Short exercise →
Return all of the lines below exactly as they are.
▬▬▬
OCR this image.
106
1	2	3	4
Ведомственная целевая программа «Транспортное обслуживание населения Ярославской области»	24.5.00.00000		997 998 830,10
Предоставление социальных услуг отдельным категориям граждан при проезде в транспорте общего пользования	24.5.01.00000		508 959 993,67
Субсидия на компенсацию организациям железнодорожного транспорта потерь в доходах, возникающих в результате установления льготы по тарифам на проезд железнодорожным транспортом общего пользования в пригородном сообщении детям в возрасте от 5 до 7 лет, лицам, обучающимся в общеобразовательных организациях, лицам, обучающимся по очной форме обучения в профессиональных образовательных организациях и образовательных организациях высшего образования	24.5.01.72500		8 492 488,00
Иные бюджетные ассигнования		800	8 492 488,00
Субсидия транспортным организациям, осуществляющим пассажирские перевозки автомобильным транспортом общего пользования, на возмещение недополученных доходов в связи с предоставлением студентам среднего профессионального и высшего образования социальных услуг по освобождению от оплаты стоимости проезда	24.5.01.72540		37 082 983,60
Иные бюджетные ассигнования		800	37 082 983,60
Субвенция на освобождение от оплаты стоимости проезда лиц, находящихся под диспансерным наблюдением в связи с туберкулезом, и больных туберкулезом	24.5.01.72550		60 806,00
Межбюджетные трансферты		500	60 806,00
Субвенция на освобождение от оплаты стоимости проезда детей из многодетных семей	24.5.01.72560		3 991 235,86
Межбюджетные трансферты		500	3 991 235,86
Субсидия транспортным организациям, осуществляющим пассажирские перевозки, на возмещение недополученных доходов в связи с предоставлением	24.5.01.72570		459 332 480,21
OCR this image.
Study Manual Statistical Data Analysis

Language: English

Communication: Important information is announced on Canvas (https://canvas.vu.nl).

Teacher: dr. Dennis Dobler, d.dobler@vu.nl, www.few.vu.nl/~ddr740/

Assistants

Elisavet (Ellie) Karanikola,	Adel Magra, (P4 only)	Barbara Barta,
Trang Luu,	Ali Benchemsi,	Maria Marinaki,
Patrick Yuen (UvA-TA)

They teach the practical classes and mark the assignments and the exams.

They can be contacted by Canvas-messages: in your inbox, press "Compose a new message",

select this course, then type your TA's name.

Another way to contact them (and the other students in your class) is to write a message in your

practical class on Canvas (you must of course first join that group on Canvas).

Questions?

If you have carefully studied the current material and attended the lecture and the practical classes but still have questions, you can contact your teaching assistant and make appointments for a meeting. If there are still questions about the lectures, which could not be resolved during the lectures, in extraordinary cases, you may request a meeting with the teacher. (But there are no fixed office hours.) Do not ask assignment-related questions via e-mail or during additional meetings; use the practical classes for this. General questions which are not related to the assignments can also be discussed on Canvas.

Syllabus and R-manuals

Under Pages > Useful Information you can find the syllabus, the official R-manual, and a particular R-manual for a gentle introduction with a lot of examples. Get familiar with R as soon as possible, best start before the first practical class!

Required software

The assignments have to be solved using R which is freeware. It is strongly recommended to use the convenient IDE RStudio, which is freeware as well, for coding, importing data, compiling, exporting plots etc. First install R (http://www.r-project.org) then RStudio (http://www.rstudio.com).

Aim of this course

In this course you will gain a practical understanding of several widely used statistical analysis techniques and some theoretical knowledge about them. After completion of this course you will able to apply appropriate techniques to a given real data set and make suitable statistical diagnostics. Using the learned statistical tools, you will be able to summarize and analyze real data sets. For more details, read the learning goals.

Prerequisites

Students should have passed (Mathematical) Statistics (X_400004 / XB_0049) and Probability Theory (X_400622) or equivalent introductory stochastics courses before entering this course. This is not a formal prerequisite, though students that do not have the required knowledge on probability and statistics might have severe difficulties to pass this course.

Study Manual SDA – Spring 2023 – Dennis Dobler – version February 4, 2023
▬▬▬
Expected output →
OCR this image.
106
1	2	3	4
Ведомственная целевая программа «Транспортное обслуживание населения Ярославской области»	24.5.00.00000		997 998 830,10
Предоставление социальных услуг отдельным категориям граждан при проезде в транспорте общего пользования	24.5.01.00000		508 959 993,67
Субсидия на компенсацию организациям железнодорожного транспорта потерь в доходах, возникающих в результате установления льготы по тарифам на проезд железнодорожным транспортом общего пользования в пригородном сообщении детям в возрасте от 5 до 7 лет, лицам, обучающимся в общеобразовательных организациях, лицам, обучающимся по очной форме обучения в профессиональных образовательных организациях и образовательных организациях высшего образования	24.5.01.72500		8 492 488,00
Иные бюджетные ассигнования		800	8 492 488,00
Субсидия транспортным организациям, осуществляющим пассажирские перевозки автомобильным транспортом общего пользования, на возмещение недополученных доходов в связи с предоставлением студентам среднего профессионального и высшего образования социальных услуг по освобождению от оплаты стоимости проезда	24.5.01.72540		37 082 983,60
Иные бюджетные ассигнования		800	37 082 983,60
Субвенция на освобождение от оплаты стоимости проезда лиц, находящихся под диспансерным наблюдением в связи с туберкулезом, и больных туберкулезом	24.5.01.72550		60 806,00
Межбюджетные трансферты		500	60 806,00
Субвенция на освобождение от оплаты стоимости проезда детей из многодетных семей	24.5.01.72560		3 991 235,86
Межбюджетные трансферты		500	3 991 235,86
Субсидия транспортным организациям, осуществляющим пассажирские перевозки, на возмещение недополученных доходов в связи с предоставлением	24.5.01.72570		459 332 480,21
OCR this image.
Study Manual Statistical Data Analysis

Language: English

Communication: Important information is announced on Canvas (https://canvas.vu.nl).

Teacher: dr. Dennis Dobler, d.dobler@vu.nl, www.few.vu.nl/~ddr740/

Assistants

Elisavet (Ellie) Karanikola,	Adel Magra, (P4 only)	Barbara Barta,
Trang Luu,	Ali Benchemsi,	Maria Marinaki,
Patrick Yuen (UvA-TA)

They teach the practical classes and mark the assignments and the exams.

They can be contacted by Canvas-messages: in your inbox, press "Compose a new message",

select this course, then type your TA's name.

Another way to contact them (and the other students in your class) is to write a message in your

practical class on Canvas (you must of course first join that group on Canvas).

Questions?

If you have carefully studied the current material and attended the lecture and the practical classes but still have questions, you can contact your teaching assistant and make appointments for a meeting. If there are still questions about the lectures, which could not be resolved during the lectures, in extraordinary cases, you may request a meeting with the teacher. (But there are no fixed office hours.) Do not ask assignment-related questions via e-mail or during additional meetings; use the practical classes for this. General questions which are not related to the assignments can also be discussed on Canvas.

Syllabus and R-manuals

Under Pages > Useful Information you can find the syllabus, the official R-manual, and a particular R-manual for a gentle introduction with a lot of examples. Get familiar with R as soon as possible, best start before the first practical class!

Required software

The assignments have to be solved using R which is freeware. It is strongly recommended to use the convenient IDE RStudio, which is freeware as well, for coding, importing data, compiling, exporting plots etc. First install R (http://www.r-project.org) then RStudio (http://www.rstudio.com).

Aim of this course

In this course you will gain a practical understanding of several widely used statistical analysis techniques and some theoretical knowledge about them. After completion of this course you will able to apply appropriate techniques to a given real data set and make suitable statistical diagnostics. Using the learned statistical tools, you will be able to summarize and analyze real data sets. For more details, read the learning goals.

Prerequisites

Students should have passed (Mathematical) Statistics (X_400004 / XB_0049) and Probability Theory (X_400622) or equivalent introductory stochastics courses before entering this course. This is not a formal prerequisite, though students that do not have the required knowledge on probability and statistics might have severe difficulties to pass this course.

Study Manual SDA – Spring 2023 – Dennis Dobler – version February 4, 2023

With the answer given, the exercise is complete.